* begin Passage *
ALTER AVAILABILITY GROUP [ag2] JOIN   
ALTER AVAILABILITY GROUP [ag2] GRANT CREATE ANY DATABASE  
GO

Step 4: Configuring the Distributed Availability Group

Create the DAG from the primary AG:

---WSFC CLUSQLWSFC 

:Connect vmWin19B01.dom.local


CREATE AVAILABILITY GROUP [distributedag1ag2]  
  WITH (DISTRIBUTED)   
  AVAILABILITY GROUP ON 
     'ag1' WITH    
     (   
         LISTENER_URL = 'tcp://ag1List.dom.local:5022',    
         AVAILABILITY_MODE = ASYNCHRONOUS_COMMIT,   
         FAILOVER_MODE = MANUAL,  
         SEEDING_MODE = MANUAL   
     ),   
     'ag2' WITH    
     (   
         LISTENER_URL = 'tcp://ag2List.dom.local:5022',   
         AVAILABILITY_MODE = ASYNCHRONOUS_COMMIT,   
         FAILOVER_MODE = MANUAL,  
         SEEDING_MODE = MANUAL   
     );    
GO

Primary Forwarder


:Connect Win19BDC00.dom.local
ALTER AVAILABILITY GROUP [distributedag1ag2]   
  JOIN   
  AVAILABILITY GROUP ON 
     'ag1' WITH    
     (   
         LISTENER_URL = 'tcp://ag1List.dom.local:5022',    
         AVAILABILITY_MODE = ASYNCHRONOUS_COMMIT,   
         FAILOVER_MODE = MANUAL,  
         SEEDING_MODE = MANUAL   
     ),   
     'ag2' WITH    
     (   
         LISTENER_URL = 'tcp://ag2List.dom.local:5022',   
         AVAILABILITY_MODE = ASYNCHRONOUS_COMMIT,   
         FAILOVER_MODE = MANUAL,  
         SEEDING_MODE = MANUAL  
     );    
GO
ALTER DATABASE [TestDB] SET HADR AVAILABILITY GROUP = [distributedag1ag2]

Secondary Replica

:Connect WIN19C03.dom.local

ALTER DATABASE [TestDB] SET HADR AVAILABILITY GROUP = [ag2]

Step 6: Performing Failover Testing

Before putting the Distributed AG into production, failover testing is crucial.

Monitor synchronization health:

SELECT ag.name AS [AG Name],
       ar.replica_server_name AS [Replica],
       drs.synchronization_state_desc AS [Sync Status]
FROM sys.availability_groups ag
JOIN sys.availability_replicas ar ON ag.group_id = ar.group_id
JOIN sys.dm_hadr_database_replica_states drs ON drs.replica_id = ar.replica_id;
GO

2. Initiate a manual failover:

ALTER AVAILABILITY GROUP [AG1] FAILOVER;
GO

3. Ensure DAG synchronization before finalizing failover:

ALTER AVAILABILITY GROUP [DistributedAG1] MODIFY AVAILABILITY GROUP ON 'AG1'
WITH (AVAILABILITY_MODE = SYNCHRONOUS_COMMIT);
GO

Failover the Primary forwarder to the Secondary replica on CLUSQLWSFC2,Ag2, is similar to the above.
* end Passage *
* begin Information provided *
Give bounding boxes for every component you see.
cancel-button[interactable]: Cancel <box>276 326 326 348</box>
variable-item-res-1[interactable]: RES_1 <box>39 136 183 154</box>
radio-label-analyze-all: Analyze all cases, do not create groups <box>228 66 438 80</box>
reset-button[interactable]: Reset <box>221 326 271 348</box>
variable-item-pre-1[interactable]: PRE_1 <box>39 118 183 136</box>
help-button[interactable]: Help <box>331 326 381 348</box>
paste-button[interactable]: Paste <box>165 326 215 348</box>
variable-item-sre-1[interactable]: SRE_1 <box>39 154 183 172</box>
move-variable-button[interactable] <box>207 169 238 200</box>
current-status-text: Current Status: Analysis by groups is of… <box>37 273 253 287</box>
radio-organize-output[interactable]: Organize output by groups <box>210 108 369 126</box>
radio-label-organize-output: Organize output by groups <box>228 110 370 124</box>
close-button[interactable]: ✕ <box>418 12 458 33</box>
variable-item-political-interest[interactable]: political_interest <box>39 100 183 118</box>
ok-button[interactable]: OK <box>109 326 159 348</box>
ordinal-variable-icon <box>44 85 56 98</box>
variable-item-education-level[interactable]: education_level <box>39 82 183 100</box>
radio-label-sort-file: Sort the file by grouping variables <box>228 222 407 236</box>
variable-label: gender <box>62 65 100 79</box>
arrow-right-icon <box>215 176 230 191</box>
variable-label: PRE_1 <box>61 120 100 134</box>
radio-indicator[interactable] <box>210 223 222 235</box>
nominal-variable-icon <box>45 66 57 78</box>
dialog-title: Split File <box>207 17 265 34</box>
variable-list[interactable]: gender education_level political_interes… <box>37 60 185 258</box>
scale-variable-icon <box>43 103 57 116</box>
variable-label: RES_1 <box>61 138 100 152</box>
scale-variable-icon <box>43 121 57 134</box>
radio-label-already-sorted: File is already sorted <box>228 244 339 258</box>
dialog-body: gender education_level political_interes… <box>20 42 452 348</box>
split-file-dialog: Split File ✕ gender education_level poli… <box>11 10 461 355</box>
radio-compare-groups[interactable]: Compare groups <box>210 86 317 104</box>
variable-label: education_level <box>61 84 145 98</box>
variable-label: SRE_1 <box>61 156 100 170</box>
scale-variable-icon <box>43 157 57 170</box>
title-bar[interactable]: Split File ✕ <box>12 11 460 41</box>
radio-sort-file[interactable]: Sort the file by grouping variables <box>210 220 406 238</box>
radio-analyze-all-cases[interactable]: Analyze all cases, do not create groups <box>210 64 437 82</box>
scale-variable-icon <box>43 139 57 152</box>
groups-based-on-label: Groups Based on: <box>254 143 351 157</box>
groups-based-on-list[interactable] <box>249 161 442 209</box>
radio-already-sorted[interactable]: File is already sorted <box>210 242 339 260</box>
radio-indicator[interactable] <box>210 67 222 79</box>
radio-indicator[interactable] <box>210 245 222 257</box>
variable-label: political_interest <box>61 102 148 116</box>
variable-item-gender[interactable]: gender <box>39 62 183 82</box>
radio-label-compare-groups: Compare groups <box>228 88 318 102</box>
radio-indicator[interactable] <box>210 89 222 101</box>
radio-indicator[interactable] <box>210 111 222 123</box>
* end Information provided *
What to do =>
In the distributed availability group walkthrough, why does step 3 change the availability mode for 'AG1' to SYNCHRONOUS_COMMIT?

Response to the exercise =>
Step 3 makes that change to ensure the distributed availability group is synchronized before the failover is finalized.